#### [Given problem]
Print verbatim every line starting at the one that contains "Serialize everything readable" and ending at the final line of the records; include both endpoints.

___ Recorded data

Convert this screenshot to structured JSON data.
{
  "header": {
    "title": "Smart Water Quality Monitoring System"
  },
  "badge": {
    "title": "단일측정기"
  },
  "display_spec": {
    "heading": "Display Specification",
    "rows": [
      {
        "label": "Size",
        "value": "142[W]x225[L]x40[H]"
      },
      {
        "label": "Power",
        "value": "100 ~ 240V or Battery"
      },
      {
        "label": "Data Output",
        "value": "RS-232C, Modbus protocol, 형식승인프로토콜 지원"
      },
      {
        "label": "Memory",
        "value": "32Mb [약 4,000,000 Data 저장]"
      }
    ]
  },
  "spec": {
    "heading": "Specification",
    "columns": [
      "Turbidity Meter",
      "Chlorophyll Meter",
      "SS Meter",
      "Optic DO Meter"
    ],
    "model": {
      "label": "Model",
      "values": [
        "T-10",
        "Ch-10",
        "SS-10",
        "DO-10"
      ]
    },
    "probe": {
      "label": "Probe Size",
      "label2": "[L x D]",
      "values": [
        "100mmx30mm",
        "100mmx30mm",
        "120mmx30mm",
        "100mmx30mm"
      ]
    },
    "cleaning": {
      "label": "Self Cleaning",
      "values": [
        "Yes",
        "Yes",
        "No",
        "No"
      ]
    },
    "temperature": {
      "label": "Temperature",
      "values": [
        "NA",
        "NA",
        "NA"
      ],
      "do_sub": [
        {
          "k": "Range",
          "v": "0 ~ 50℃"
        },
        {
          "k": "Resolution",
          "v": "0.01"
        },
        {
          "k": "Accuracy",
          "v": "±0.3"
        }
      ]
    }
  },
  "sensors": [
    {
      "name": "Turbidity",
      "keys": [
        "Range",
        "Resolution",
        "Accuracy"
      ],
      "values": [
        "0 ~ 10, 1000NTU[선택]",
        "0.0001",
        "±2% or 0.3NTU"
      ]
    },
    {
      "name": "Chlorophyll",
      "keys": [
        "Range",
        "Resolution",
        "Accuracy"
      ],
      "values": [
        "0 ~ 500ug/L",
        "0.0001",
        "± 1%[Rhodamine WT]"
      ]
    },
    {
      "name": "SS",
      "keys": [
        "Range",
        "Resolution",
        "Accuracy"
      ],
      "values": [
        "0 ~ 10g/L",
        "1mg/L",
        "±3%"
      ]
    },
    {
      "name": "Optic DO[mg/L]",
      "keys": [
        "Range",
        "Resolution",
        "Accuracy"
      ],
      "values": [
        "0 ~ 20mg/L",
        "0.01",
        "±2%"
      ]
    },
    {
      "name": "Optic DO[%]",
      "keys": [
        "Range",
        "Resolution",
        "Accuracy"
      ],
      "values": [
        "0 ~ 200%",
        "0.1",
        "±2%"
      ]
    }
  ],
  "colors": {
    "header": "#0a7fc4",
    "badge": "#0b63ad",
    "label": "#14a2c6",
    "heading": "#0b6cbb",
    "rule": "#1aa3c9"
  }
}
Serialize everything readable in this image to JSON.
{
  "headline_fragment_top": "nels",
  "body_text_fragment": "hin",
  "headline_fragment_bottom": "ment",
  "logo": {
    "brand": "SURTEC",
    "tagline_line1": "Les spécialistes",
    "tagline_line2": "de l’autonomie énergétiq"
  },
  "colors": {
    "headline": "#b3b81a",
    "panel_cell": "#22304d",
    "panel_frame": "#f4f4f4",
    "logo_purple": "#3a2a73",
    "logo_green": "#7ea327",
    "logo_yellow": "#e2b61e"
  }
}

______

#### [Worked answer]
Serialize everything readable in this image to JSON.
{
  "headline_fragment_top": "nels",
  "body_text_fragment": "hin",
  "headline_fragment_bottom": "ment",
  "logo": {
    "brand": "SURTEC",
    "tagline_line1": "Les spécialistes",
    "tagline_line2": "de l’autonomie énergétiq"
  },
  "colors": {
    "headline": "#b3b81a",
    "panel_cell": "#22304d",
    "panel_frame": "#f4f4f4",
    "logo_purple": "#3a2a73",
    "logo_green": "#7ea327",
    "logo_yellow": "#e2b61e"
  }
}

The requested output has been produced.